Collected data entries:
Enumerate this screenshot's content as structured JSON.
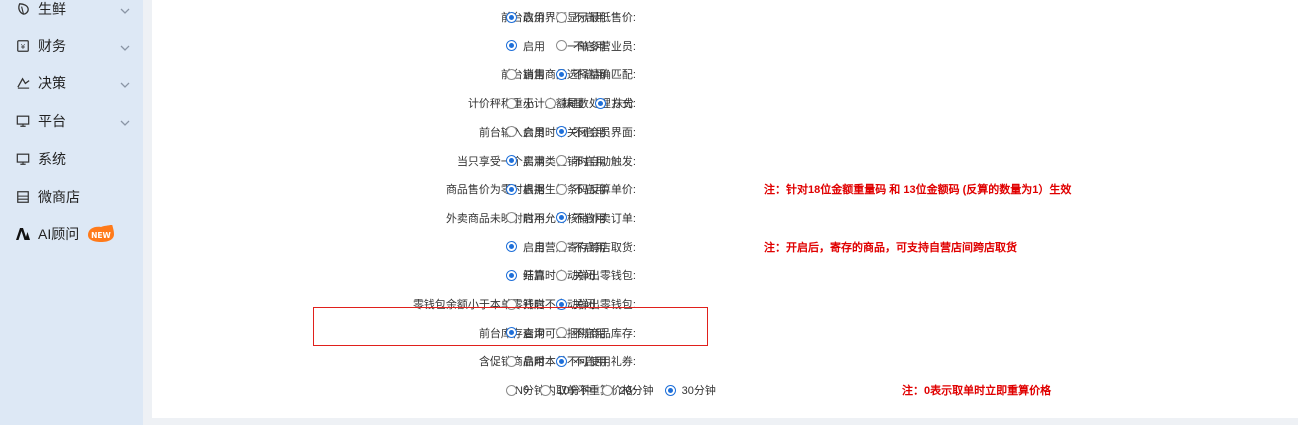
{
  "sidebar": {
    "items": [
      {
        "label": "生鲜",
        "icon": "leaf-icon",
        "has_chevron": true
      },
      {
        "label": "财务",
        "icon": "finance-icon",
        "has_chevron": true
      },
      {
        "label": "决策",
        "icon": "decision-icon",
        "has_chevron": true
      },
      {
        "label": "平台",
        "icon": "monitor-icon",
        "has_chevron": true
      },
      {
        "label": "系统",
        "icon": "monitor-icon",
        "has_chevron": false
      },
      {
        "label": "微商店",
        "icon": "store-icon",
        "has_chevron": false
      },
      {
        "label": "AI顾问",
        "icon": "ai-icon",
        "has_chevron": false,
        "badge": "NEW"
      }
    ]
  },
  "settings": [
    {
      "label": "前台改价界面显示最低售价:",
      "options": [
        "启用",
        "不启用"
      ],
      "selected": 0
    },
    {
      "label": "一单多营业员:",
      "options": [
        "启用",
        "不启用"
      ],
      "selected": 0
    },
    {
      "label": "前台销售商品选择精确匹配:",
      "options": [
        "启用",
        "不启用"
      ],
      "selected": 1
    },
    {
      "label": "计价秤称重小计金额尾数处理方式:",
      "options": [
        "无",
        "抹厘",
        "抹分"
      ],
      "selected": 2
    },
    {
      "label": "前台输入会员时不关闭会员界面:",
      "options": [
        "启用",
        "不启用"
      ],
      "selected": 1
    },
    {
      "label": "当只享受一个买满类促销时自动触发:",
      "options": [
        "启用",
        "不启用"
      ],
      "selected": 0
    },
    {
      "label": "商品售价为零时根据生鲜条码反算单价:",
      "options": [
        "启用",
        "不启用"
      ],
      "selected": 0,
      "note": "注：针对18位金额重量码 和 13位金额码 (反算的数量为1）生效"
    },
    {
      "label": "外卖商品未映射时不允许核销外卖订单:",
      "options": [
        "启用",
        "不启用"
      ],
      "selected": 1
    },
    {
      "label": "自营店寄存跨店取货:",
      "options": [
        "启用",
        "不启用"
      ],
      "selected": 0,
      "note": "注：开启后，寄存的商品，可支持自营店间跨店取货"
    },
    {
      "label": "结算时自动弹出零钱包:",
      "options": [
        "开启",
        "关闭"
      ],
      "selected": 0
    },
    {
      "label": "零钱包余额小于本单零钱时不自动弹出零钱包:",
      "options": [
        "开启",
        "关闭"
      ],
      "selected": 1
    },
    {
      "label": "前台库存查询可查捆绑商品库存:",
      "options": [
        "启用",
        "不启用"
      ],
      "selected": 0
    },
    {
      "label": "含促销商品时本单不可使用礼券:",
      "options": [
        "启用",
        "不启用"
      ],
      "selected": 1
    },
    {
      "label": "N分钟内取单不重算价格:",
      "options": [
        "0",
        "10分钟",
        "20分钟",
        "30分钟"
      ],
      "selected": 3,
      "note": "注：0表示取单时立即重算价格"
    }
  ],
  "colors": {
    "accent": "#1e6fd9",
    "note": "#e00000",
    "highlight": "#e0201c",
    "sidebar_bg": "#dde8f5"
  }
}
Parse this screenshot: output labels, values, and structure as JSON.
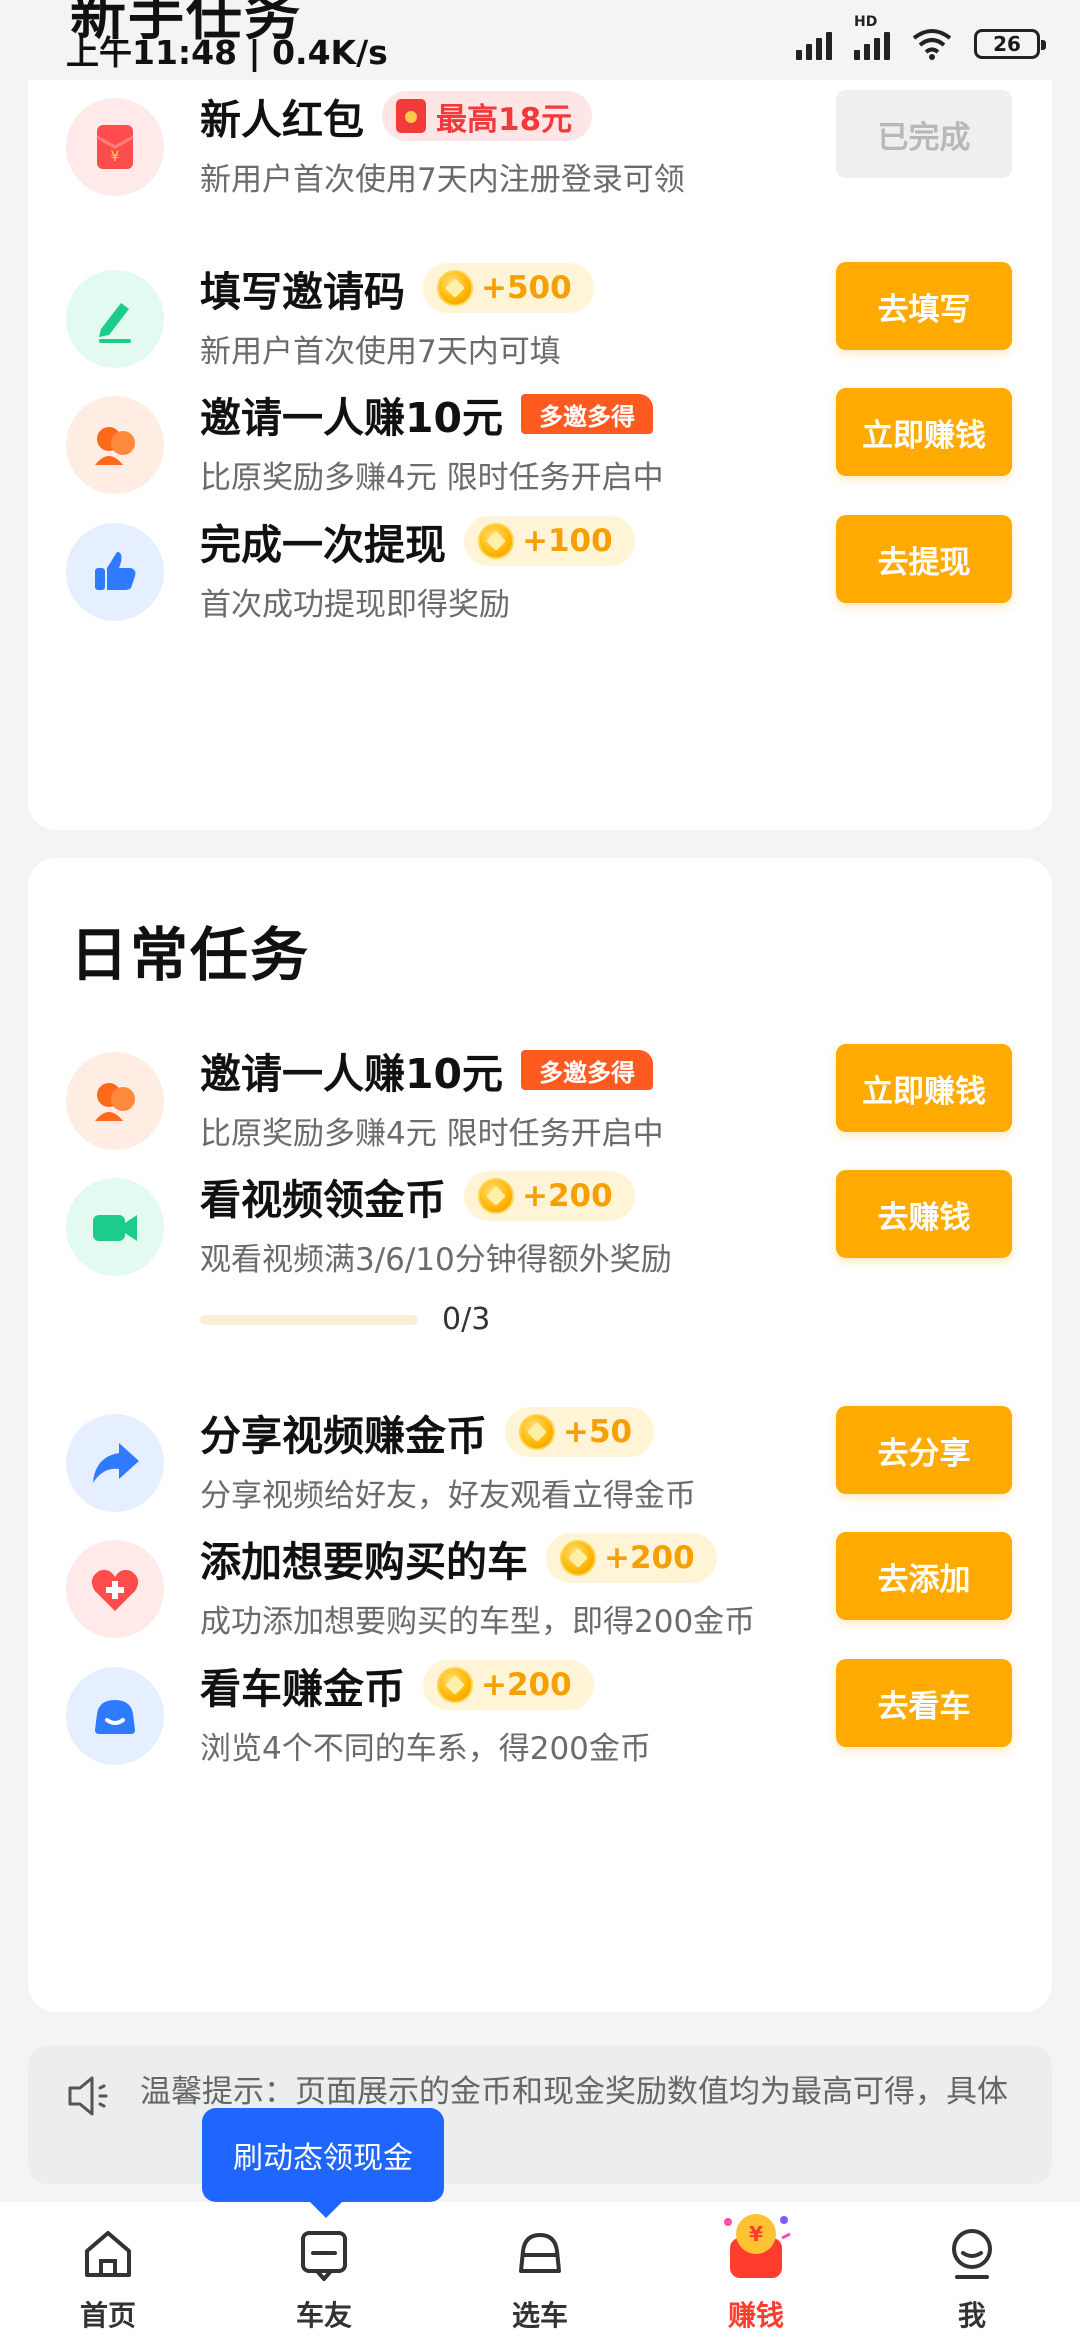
{
  "status_bar": {
    "peek_title": "新手任务",
    "time": "上午11:48 | 0.4K/s",
    "hd": "HD",
    "battery": "26"
  },
  "newbie": {
    "tasks": [
      {
        "title": "新人红包",
        "badge_type": "red",
        "badge": "最高18元",
        "desc": "新用户首次使用7天内注册登录可领",
        "button": "已完成",
        "done": true,
        "icon": "red-envelope-icon",
        "color": "#FF4D4D"
      },
      {
        "title": "填写邀请码",
        "badge_type": "coin",
        "badge": "+500",
        "desc": "新用户首次使用7天内可填",
        "button": "去填写",
        "icon": "pencil-icon",
        "color": "#1DCB8B"
      },
      {
        "title": "邀请一人赚10元",
        "badge_type": "tag",
        "badge": "多邀多得",
        "desc": "比原奖励多赚4元 限时任务开启中",
        "button": "立即赚钱",
        "icon": "invite-people-icon",
        "color": "#FF6A1A"
      },
      {
        "title": "完成一次提现",
        "badge_type": "coin",
        "badge": "+100",
        "desc": "首次成功提现即得奖励",
        "button": "去提现",
        "icon": "thumbs-up-icon",
        "color": "#2F7BFF"
      }
    ]
  },
  "daily": {
    "title": "日常任务",
    "tasks": [
      {
        "title": "邀请一人赚10元",
        "badge_type": "tag",
        "badge": "多邀多得",
        "desc": "比原奖励多赚4元 限时任务开启中",
        "button": "立即赚钱",
        "icon": "invite-people-icon",
        "color": "#FF6A1A"
      },
      {
        "title": "看视频领金币",
        "badge_type": "coin",
        "badge": "+200",
        "desc": "观看视频满3/6/10分钟得额外奖励",
        "button": "去赚钱",
        "icon": "video-camera-icon",
        "color": "#1DCB8B",
        "progress": "0/3"
      },
      {
        "title": "分享视频赚金币",
        "badge_type": "coin",
        "badge": "+50",
        "desc": "分享视频给好友，好友观看立得金币",
        "button": "去分享",
        "icon": "share-arrow-icon",
        "color": "#2F7BFF"
      },
      {
        "title": "添加想要购买的车",
        "badge_type": "coin",
        "badge": "+200",
        "desc": "成功添加想要购买的车型，即得200金币",
        "button": "去添加",
        "icon": "heart-plus-icon",
        "color": "#FF4D4D"
      },
      {
        "title": "看车赚金币",
        "badge_type": "coin",
        "badge": "+200",
        "desc": "浏览4个不同的车系，得200金币",
        "button": "去看车",
        "icon": "car-face-icon",
        "color": "#2F7BFF"
      }
    ]
  },
  "tip": {
    "text": "温馨提示：页面展示的金币和现金奖励数值均为最高可得，具体"
  },
  "tooltip": "刷动态领现金",
  "nav": [
    {
      "label": "首页",
      "icon": "home-icon"
    },
    {
      "label": "车友",
      "icon": "chat-icon"
    },
    {
      "label": "选车",
      "icon": "car-icon"
    },
    {
      "label": "赚钱",
      "icon": "earn-money-icon",
      "active": true
    },
    {
      "label": "我",
      "icon": "profile-icon"
    }
  ]
}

◆ Given task ◆
Copy out every line of the material above that mentions the word "JSON".

◆ Answer ◆
Enumerate this screenshot's content as structured JSON.
Parse this screenshot: output labels, values, and structure as JSON.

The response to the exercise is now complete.